▶ [DATA FOR THIS EXERCISE]:
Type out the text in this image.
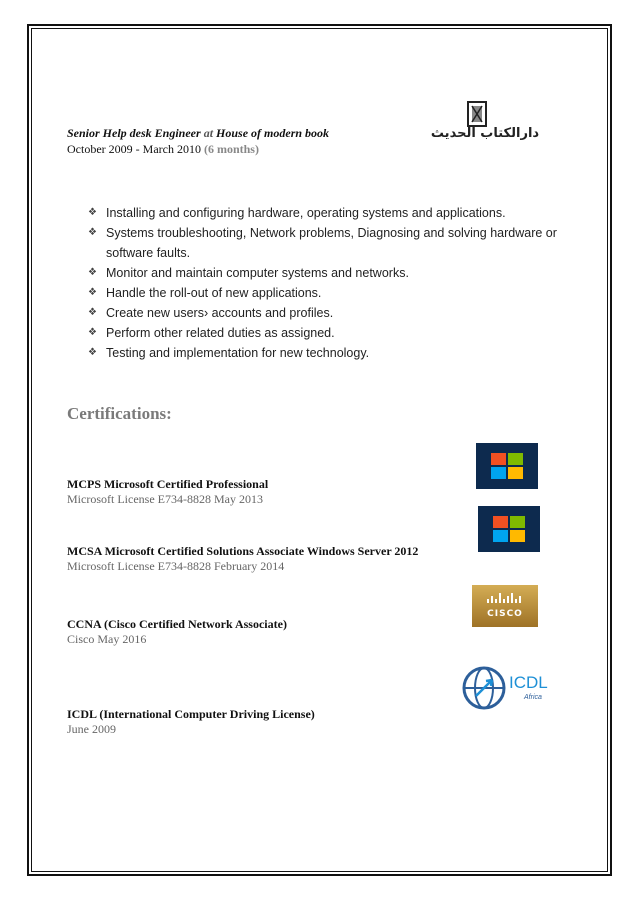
Senior Help desk Engineer at House of modern book
October 2009 - March 2010 (6 months)
دارالكتاب الحديث
❖ Installing and configuring hardware, operating systems and applications.
❖ Systems troubleshooting, Network problems, Diagnosing and solving hardware or software faults.
❖ Monitor and maintain computer systems and networks.
❖ Handle the roll-out of new applications.
❖ Create new users› accounts and profiles.
❖ Perform other related duties as assigned.
❖ Testing and implementation for new technology.
Certifications:
MCPS Microsoft Certified Professional
Microsoft License E734-8828 May 2013
MCSA Microsoft Certified Solutions Associate Windows Server 2012
Microsoft License E734-8828 February 2014
CCNA (Cisco Certified Network Associate)
Cisco May 2016
ICDL (International Computer Driving License)
June 2009
CISCO
ICDL
Africa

▶ [CHALLENGE]: Return every line holding the word "applications" from the records.

▶ [ANSWER TO THE TASK]:
❖ Installing and configuring hardware, operating systems and applications.
❖ Handle the roll-out of new applications.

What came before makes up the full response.